» **Records excerpted from a collection**
'''

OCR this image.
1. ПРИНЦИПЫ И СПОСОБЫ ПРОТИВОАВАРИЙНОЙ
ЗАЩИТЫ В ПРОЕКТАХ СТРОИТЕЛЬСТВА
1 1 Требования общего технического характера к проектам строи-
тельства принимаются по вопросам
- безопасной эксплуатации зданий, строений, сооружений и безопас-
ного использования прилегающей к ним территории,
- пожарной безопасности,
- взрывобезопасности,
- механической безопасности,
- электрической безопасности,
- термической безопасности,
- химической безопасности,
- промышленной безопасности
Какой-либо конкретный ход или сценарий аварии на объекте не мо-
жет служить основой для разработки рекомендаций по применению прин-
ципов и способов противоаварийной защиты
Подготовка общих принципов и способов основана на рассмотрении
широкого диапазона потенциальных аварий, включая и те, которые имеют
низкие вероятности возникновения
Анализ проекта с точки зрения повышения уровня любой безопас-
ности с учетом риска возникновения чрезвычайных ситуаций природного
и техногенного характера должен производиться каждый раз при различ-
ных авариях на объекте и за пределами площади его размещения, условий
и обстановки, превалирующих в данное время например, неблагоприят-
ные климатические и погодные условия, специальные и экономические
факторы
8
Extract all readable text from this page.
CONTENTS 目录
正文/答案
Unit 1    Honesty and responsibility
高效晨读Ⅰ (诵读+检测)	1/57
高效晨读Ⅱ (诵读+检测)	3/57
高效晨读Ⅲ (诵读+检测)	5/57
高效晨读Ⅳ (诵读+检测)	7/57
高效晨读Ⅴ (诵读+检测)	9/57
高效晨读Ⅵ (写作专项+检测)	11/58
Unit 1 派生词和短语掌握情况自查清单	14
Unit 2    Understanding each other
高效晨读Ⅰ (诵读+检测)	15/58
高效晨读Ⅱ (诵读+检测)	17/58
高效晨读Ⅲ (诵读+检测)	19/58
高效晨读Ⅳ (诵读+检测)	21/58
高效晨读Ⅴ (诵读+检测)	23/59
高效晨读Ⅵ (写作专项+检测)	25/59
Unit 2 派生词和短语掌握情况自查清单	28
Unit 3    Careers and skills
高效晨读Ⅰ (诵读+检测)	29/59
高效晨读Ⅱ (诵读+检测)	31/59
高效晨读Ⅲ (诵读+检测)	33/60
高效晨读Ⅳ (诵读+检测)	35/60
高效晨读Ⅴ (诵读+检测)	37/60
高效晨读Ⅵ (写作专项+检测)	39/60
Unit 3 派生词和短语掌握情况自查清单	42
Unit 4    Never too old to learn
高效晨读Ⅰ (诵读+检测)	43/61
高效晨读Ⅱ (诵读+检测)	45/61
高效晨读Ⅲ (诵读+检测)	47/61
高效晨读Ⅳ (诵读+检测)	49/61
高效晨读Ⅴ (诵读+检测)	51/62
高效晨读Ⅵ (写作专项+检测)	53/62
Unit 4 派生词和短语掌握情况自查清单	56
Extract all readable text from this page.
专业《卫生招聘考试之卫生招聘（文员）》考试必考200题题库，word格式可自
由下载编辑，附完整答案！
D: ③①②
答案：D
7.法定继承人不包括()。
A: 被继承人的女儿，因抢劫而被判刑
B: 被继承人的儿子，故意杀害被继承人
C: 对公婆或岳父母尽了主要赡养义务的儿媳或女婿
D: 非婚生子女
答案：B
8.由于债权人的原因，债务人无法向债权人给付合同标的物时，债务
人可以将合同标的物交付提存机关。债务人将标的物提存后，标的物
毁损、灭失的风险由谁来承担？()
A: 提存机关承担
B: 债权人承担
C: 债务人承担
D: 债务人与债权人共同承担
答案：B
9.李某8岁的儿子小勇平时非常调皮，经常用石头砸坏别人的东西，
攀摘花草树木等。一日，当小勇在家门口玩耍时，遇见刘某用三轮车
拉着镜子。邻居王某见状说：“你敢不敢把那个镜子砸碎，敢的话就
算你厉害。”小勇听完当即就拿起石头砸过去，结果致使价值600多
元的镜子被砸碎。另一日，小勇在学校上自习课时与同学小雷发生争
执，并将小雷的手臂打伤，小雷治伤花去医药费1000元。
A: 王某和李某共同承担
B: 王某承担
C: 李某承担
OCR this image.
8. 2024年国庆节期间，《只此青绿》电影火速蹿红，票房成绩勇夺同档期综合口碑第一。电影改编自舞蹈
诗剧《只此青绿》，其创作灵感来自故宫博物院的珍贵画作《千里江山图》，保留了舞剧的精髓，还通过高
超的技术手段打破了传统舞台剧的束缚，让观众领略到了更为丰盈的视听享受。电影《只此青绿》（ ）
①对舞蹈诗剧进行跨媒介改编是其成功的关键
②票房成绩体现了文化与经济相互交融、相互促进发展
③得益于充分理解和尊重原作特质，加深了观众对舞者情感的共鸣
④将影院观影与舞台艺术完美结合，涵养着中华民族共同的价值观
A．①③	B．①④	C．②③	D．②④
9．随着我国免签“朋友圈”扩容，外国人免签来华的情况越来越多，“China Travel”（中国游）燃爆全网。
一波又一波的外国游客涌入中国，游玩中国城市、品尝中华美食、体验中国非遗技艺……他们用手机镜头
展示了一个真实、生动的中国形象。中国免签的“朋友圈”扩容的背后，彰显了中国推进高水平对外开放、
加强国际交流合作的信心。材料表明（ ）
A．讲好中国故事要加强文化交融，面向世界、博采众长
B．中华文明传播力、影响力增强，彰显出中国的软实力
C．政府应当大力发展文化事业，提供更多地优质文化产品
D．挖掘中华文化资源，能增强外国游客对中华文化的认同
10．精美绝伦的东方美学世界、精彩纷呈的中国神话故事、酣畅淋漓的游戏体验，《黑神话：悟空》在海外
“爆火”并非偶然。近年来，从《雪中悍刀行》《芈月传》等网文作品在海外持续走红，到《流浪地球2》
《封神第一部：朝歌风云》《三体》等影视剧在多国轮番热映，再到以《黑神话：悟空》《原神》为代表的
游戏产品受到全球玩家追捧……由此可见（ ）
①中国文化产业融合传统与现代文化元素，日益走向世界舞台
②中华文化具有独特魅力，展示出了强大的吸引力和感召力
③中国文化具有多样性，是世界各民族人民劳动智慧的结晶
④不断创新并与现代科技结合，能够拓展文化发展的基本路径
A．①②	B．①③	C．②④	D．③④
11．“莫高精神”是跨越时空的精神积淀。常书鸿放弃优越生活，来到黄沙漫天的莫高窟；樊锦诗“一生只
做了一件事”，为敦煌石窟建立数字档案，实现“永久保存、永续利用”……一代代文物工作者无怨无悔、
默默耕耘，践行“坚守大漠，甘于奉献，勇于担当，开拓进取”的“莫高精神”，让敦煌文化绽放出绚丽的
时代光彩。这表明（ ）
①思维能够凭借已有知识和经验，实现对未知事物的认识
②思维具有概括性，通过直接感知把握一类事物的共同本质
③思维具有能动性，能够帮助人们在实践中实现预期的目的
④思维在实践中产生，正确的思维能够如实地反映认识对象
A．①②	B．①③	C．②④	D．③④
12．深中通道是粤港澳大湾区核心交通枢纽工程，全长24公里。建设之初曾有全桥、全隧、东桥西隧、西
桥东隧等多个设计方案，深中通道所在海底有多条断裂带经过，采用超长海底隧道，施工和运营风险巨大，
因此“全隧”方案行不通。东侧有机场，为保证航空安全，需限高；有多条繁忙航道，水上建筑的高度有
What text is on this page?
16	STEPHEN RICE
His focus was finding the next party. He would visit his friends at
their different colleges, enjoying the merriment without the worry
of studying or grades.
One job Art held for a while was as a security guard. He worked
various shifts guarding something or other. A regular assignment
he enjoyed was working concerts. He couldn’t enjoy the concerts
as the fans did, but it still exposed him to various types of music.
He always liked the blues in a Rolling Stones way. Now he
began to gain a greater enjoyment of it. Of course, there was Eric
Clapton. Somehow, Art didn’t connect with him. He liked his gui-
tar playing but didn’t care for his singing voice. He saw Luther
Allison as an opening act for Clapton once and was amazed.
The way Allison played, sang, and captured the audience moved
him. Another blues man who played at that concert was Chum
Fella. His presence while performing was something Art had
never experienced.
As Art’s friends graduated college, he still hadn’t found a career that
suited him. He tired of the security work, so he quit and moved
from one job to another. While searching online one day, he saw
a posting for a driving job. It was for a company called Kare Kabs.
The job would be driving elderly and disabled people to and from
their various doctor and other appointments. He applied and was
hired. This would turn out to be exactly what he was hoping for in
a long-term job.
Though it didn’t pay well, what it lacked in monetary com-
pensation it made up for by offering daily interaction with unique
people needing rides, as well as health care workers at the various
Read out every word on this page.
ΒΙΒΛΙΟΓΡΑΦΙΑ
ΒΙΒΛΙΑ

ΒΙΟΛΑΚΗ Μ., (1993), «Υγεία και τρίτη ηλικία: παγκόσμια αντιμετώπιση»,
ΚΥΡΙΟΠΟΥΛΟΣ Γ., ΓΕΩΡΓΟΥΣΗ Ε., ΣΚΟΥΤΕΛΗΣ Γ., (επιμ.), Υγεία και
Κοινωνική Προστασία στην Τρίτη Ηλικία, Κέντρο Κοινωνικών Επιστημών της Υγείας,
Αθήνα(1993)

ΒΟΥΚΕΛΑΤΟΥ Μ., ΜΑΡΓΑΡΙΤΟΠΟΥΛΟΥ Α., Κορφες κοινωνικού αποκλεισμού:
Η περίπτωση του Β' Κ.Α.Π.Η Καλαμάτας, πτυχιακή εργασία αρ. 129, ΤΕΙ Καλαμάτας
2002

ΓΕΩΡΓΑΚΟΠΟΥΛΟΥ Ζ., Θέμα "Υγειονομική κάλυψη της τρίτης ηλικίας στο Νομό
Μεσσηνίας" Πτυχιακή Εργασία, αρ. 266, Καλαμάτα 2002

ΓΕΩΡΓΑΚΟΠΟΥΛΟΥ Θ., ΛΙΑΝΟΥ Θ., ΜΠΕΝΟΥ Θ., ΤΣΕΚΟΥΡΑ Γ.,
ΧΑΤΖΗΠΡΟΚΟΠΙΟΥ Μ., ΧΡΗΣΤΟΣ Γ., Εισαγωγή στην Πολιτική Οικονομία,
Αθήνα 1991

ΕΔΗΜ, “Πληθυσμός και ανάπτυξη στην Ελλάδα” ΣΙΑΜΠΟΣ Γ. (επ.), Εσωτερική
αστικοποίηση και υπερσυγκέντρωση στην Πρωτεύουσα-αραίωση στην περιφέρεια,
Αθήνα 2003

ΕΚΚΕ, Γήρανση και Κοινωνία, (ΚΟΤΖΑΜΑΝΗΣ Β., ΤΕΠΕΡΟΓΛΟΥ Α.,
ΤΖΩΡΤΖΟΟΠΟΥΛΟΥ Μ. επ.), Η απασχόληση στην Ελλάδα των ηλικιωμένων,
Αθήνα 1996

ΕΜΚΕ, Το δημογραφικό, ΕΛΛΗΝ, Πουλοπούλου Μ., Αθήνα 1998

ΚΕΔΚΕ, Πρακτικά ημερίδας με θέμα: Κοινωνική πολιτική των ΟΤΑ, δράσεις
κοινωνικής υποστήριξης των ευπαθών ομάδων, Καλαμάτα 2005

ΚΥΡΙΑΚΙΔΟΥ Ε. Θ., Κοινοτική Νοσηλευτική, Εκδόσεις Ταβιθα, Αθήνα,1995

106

'''

» **Problem to work on**
Return the lines of the records that include the string "характера".

» **Solved exercise**
1 1 Требования общего технического характера к проектам строи-
и техногенного характера должен производиться каждый раз при различ-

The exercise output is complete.